+++ Input records

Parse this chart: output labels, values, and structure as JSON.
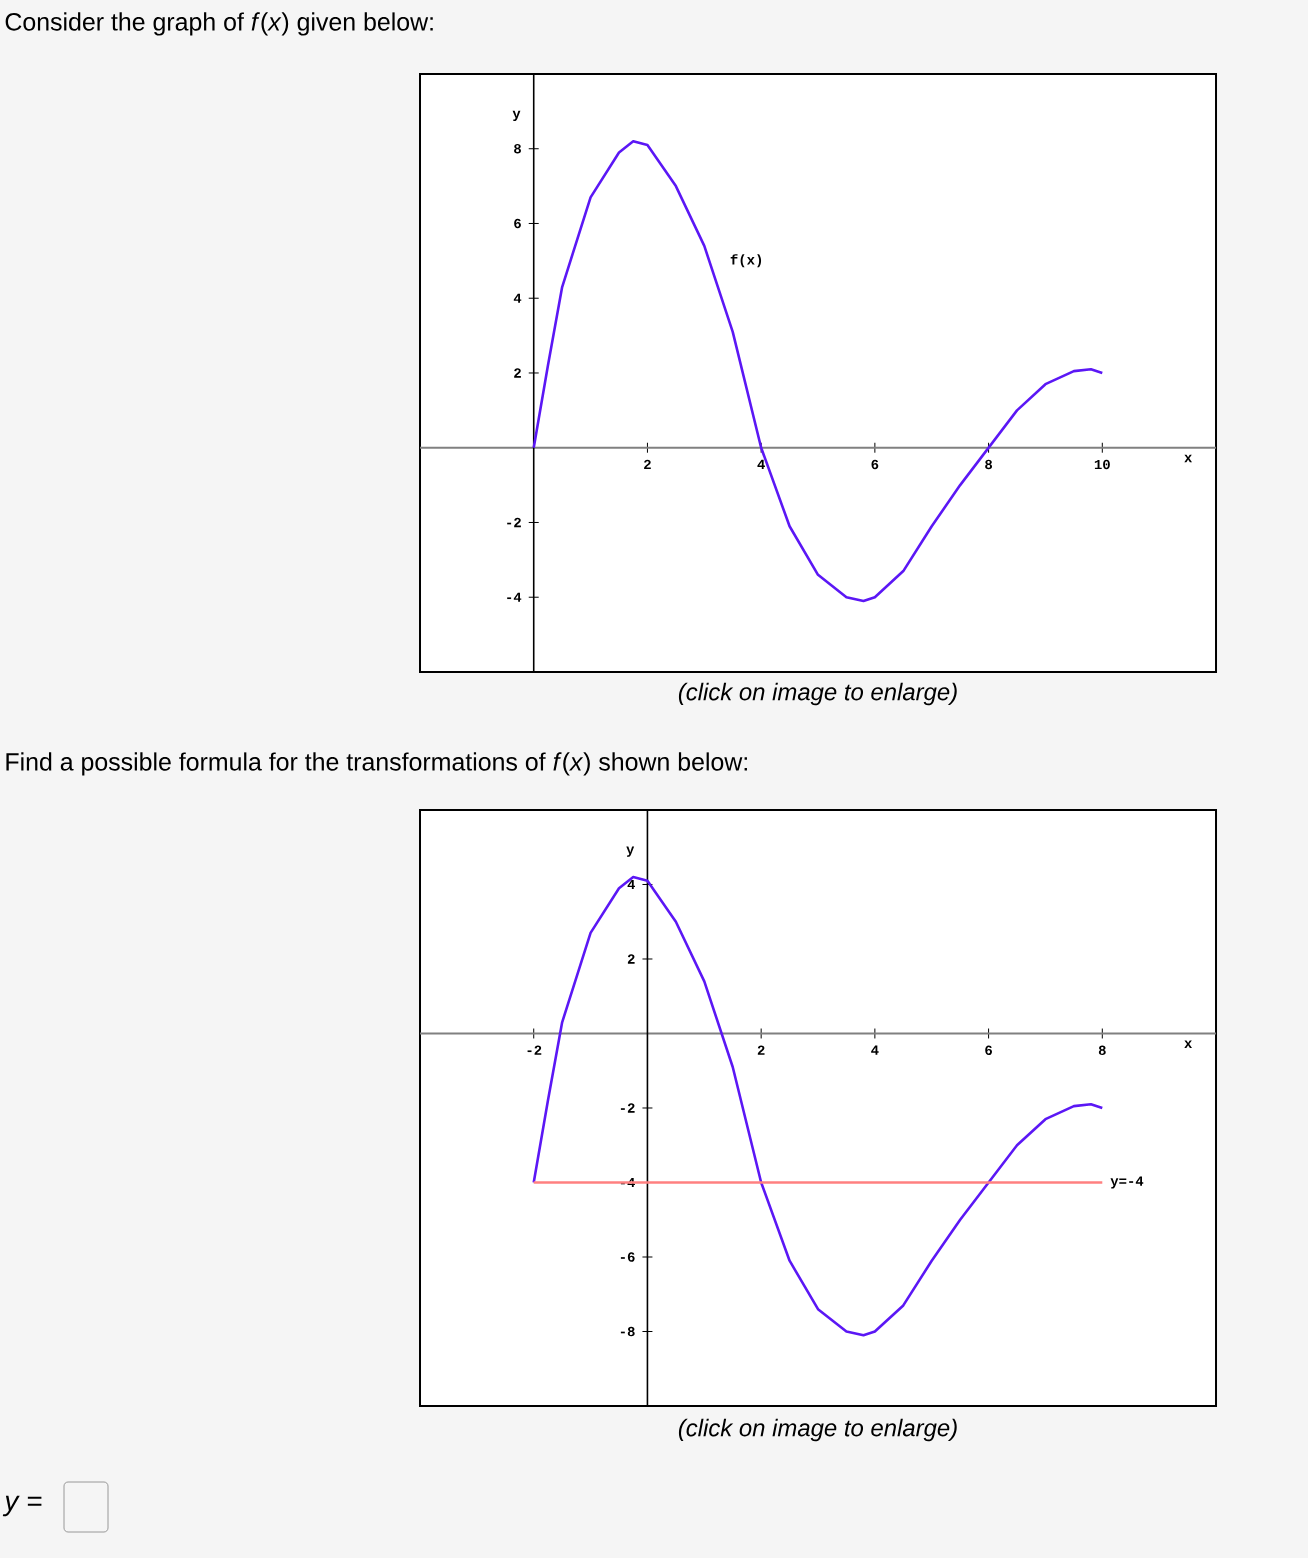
{
  "chart_data": [
    {
      "type": "line",
      "title": "Consider the graph of *f*(*x*) given below:",
      "xlabel": "x",
      "ylabel": "y",
      "xlim": [
        -2,
        12
      ],
      "ylim": [
        -6,
        10
      ],
      "xticks": [
        2,
        4,
        6,
        8,
        10
      ],
      "yticks": [
        -4,
        -2,
        2,
        4,
        6,
        8
      ],
      "annotations": [
        "(click on image to enlarge)"
      ],
      "series": [
        {
          "name": "f(x)",
          "color": "#5b17f5",
          "x": [
            0,
            0.25,
            0.5,
            1,
            1.5,
            1.75,
            2,
            2.5,
            3,
            3.5,
            4,
            4.5,
            5,
            5.5,
            5.8,
            6,
            6.5,
            7,
            7.5,
            8,
            8.5,
            9,
            9.5,
            9.8,
            10
          ],
          "values": [
            0,
            2.2,
            4.3,
            6.7,
            7.9,
            8.2,
            8.1,
            7,
            5.4,
            3.1,
            0,
            -2.1,
            -3.4,
            -4,
            -4.1,
            -4,
            -3.3,
            -2.1,
            -1,
            0,
            1,
            1.7,
            2.05,
            2.1,
            2
          ]
        }
      ]
    },
    {
      "type": "line",
      "title": "Find a possible formula for the transformations of *f*(*x*) shown below:",
      "xlabel": "x",
      "ylabel": "y",
      "xlim": [
        -4,
        10
      ],
      "ylim": [
        -10,
        6
      ],
      "xticks": [
        -2,
        2,
        4,
        6,
        8
      ],
      "yticks": [
        -8,
        -6,
        -4,
        -2,
        2,
        4
      ],
      "annotations": [
        "(click on image to enlarge)",
        "y ="
      ],
      "series": [
        {
          "color": "#5b17f5",
          "x": [
            -2,
            -1.75,
            -1.5,
            -1,
            -0.5,
            -0.25,
            0,
            0.5,
            1,
            1.5,
            2,
            2.5,
            3,
            3.5,
            3.8,
            4,
            4.5,
            5,
            5.5,
            6,
            6.5,
            7,
            7.5,
            7.8,
            8
          ],
          "values": [
            -4,
            -1.8,
            0.3,
            2.7,
            3.9,
            4.2,
            4.1,
            3,
            1.4,
            -0.9,
            -4,
            -6.1,
            -7.4,
            -8,
            -8.1,
            -8,
            -7.3,
            -6.1,
            -5,
            -4,
            -3,
            -2.3,
            -1.95,
            -1.9,
            -2
          ]
        },
        {
          "name": "y=-4",
          "color": "#ff8080",
          "x": [
            -2,
            8
          ],
          "values": [
            -4,
            -4
          ]
        }
      ]
    }
  ]
}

++++++

Task details: Copy out every line from the data above that has "title" in it.

Task solution:
      "title": "Consider the graph of *f*(*x*) given below:",
      "title": "Find a possible formula for the transformations of *f*(*x*) shown below:",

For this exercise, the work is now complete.